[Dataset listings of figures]

begin

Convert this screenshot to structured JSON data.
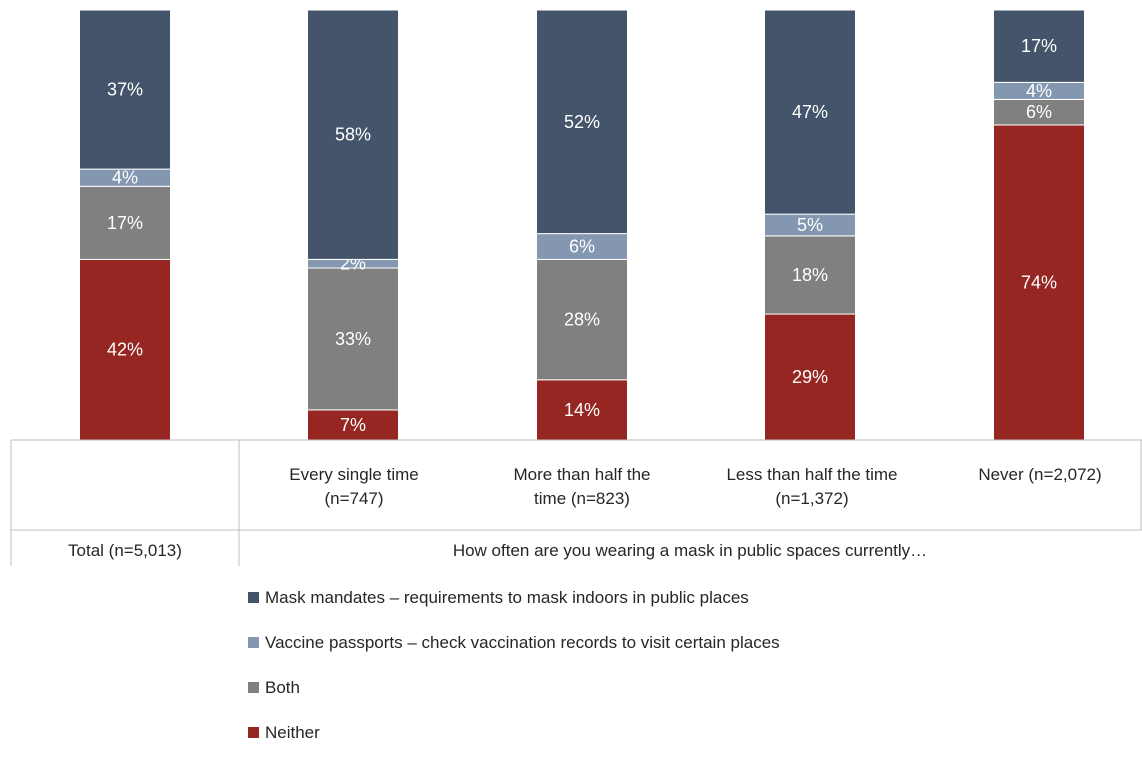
{
  "chart_data": {
    "type": "bar",
    "stacked": true,
    "categories": [
      "Total (n=5,013)",
      "Every single time (n=747)",
      "More than half the time (n=823)",
      "Less than half the time (n=1,372)",
      "Never (n=2,072)"
    ],
    "group_label": "How often are you wearing a mask in public spaces currently…",
    "series": [
      {
        "name": "Neither",
        "color": "#962621",
        "values": [
          42,
          7,
          14,
          29,
          74
        ]
      },
      {
        "name": "Both",
        "color": "#808080",
        "values": [
          17,
          33,
          28,
          18,
          6
        ]
      },
      {
        "name": "Vaccine passports – check vaccination records to visit certain places",
        "color": "#8497b0",
        "values": [
          4,
          2,
          6,
          5,
          4
        ]
      },
      {
        "name": "Mask mandates – requirements to mask indoors in public places",
        "color": "#44546a",
        "values": [
          37,
          58,
          52,
          47,
          17
        ]
      }
    ],
    "ylim": [
      0,
      100
    ],
    "grid": false,
    "legend_position": "bottom"
  },
  "labels": {
    "cat0": "Total (n=5,013)",
    "cat1_line1": "Every single time",
    "cat1_line2": "(n=747)",
    "cat2_line1": "More than half the",
    "cat2_line2": "time (n=823)",
    "cat3_line1": "Less than half the time",
    "cat3_line2": "(n=1,372)",
    "cat4": "Never (n=2,072)",
    "group": "How often are you wearing a mask in public spaces currently…"
  },
  "legend": [
    {
      "label": "Mask mandates – requirements to mask indoors in public places",
      "color": "#44546a"
    },
    {
      "label": "Vaccine passports – check vaccination records to visit certain places",
      "color": "#8497b0"
    },
    {
      "label": "Both",
      "color": "#808080"
    },
    {
      "label": "Neither",
      "color": "#962621"
    }
  ]
}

end

[Short problem]:
List every line above containing the word "currently".

[Response to this exercise]:
    "group_label": "How often are you wearing a mask in public spaces currently…",
    "group": "How often are you wearing a mask in public spaces currently…"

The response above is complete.